> Texto fornecido:
__________________________________________________
Responsável por elaborar o projeto de reformas e construções de obras para todas as pastas, a Secretaria Municipal de Planejamento (Seplan) está sobrecarregada. Com isso, para atingir a meta de reformar 40 escolas até o final de seu mandato, o prefeito Rodrigo Agostinho (PMDB) afirmou que vai contratar empresas para desenvolver os projetos.
A ideia já vinha sendo maturada dentro do governo desde o início de 2009. Mas Agostinho ainda tentou fazer decolar o número de projetos elaborados pela Seplan. Mas falta ferramenta operacional e mão de obra. Sem fôlego interno, a saída para atender a demanda será a abertura de licitação.
O prefeito argumenta que, além de preço atrativo, outra vantagem seria que a empresa contratada também fica responsável pelos projetos complementares, como o de rede elétrica, por exemplo.
Para Rodrigo, para atingir a meta estabelecida para a Educação, sem descuidar dos outros planos para a cidade, será necessário dividir o trabalho. “A equipe de elaboração de projetos da Seplan não está dando conta em virtude da grande demanda. Então estamos estudando sim a contratação de projetos”, ressalta. “A ideia é que as obras de algumas escolas saiam pela Seplan e aquelas que a secretaria não tenha condições operacionais de elaborar o projeto, a gente contrata com a iniciativa privada”, explica.
__________________________________________________
Trechos do conjunto de dados:
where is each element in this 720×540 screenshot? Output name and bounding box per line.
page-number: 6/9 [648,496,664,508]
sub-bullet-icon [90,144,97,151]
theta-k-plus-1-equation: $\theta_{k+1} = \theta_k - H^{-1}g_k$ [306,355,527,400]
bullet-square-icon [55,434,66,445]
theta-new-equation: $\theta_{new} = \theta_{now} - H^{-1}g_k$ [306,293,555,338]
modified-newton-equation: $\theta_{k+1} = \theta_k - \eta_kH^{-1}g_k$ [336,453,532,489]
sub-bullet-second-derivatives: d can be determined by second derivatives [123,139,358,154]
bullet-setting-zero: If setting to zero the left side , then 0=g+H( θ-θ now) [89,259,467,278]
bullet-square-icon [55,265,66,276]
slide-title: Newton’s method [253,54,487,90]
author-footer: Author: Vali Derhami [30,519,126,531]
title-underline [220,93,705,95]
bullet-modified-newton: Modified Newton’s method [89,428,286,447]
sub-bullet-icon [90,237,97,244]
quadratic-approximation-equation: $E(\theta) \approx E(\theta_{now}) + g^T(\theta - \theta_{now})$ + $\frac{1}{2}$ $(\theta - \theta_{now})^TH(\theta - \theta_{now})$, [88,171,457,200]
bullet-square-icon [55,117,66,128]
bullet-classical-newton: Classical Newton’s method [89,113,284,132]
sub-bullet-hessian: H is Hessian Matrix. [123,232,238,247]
__________________________________________________
> Ações a realizar:
- A) Diga se cada afirmação abaixo está de acordo com o texto sobre a contratação de projetos para a reforma de escolas, respondendo sim ou não e citando literalmente as palavras do texto que decidem a questão. (i) A meta do prefeito é reformar 40 escolas até o final do mandato. (ii) A ideia de contratar empresas só começou a ser pensada no governo no final de 2009. (iii) Segundo o prefeito, a empresa contratada não ficará responsável pelos projetos complementares.
- B) Reproduza o trecho do texto sobre a contratação de projetos para a reforma de escolas, de "O prefeito argumenta" a "elétrica, por exemplo.".
- C) Retome o texto sobre a contratação de empresas para os projetos de reforma das escolas e continue-o a partir do ponto em que ele termina.
Os itens não têm nenhuma relação com o que se pede aqui.

> Respostas dadas:
- A)
(i) Sim: "para atingir a meta de reformar 40 escolas até o final de seu mandato".
(ii) Não: "A ideia já vinha sendo maturada dentro do governo desde o início de 2009."
(iii) Não: "a empresa contratada também fica responsável pelos projetos complementares".

- B)
O prefeito argumenta que, além de preço atrativo, outra vantagem seria que a empresa contratada também fica responsável pelos projetos complementares, como o de rede elétrica, por exemplo.

- C)
O prefeito ressalta que ainda falta definir quais projetos de escolas vão ficar com a iniciativa privada, mas destacou os aspectos positivos da opção. De acordo com ele, a contratação envolve somente a obra principal. Os outros projetos complementares, como sistema elétrico, hidráulico e de fundação são “doados” pela construtora contratada para a execução da construção.
“E, às vezes, alguma despesa que não estava prevista acaba surgindo e isso cria um problema para a administração pública, que são os aditivos”, explica. “Quando você tem o projeto completo, com os planos da parte elétrica, hidráulica, o risco de você ter que aumentar o valor depois, fazer um aditivo, é bem menor”, calcula. “Se a gente quer realmente atingir a meta de reformar 40 escola e construir algumas unidades novas necessárias, teremos que contratar projeto”, ressalta.
Rodrigo avalia que dessa forma, também será possível dar maior agilidade no andamento da pasta. “Vários projetos ficavam parados na Seplan aguardando o momento que o técnico iria poder se dedicar a ele. E reconhecendo que a estrutura é limitada e que estamos num momento muito interessante da cidade, onde Bauru precisa de obras e voltamos a ter capacidade de investir, para que essas obras não atrasem, vamos fazer a contratação de projetos”, destaca.
Um exemplo da demora na liberação de projetos, é a escola que está sendo construída no Bauru 2000. Segundo Rodrigo, a Seplan elaborou todo o projeto da unidade, construída com recursos federais, mas demorou cerca de um ano para que a obra fosse iniciada.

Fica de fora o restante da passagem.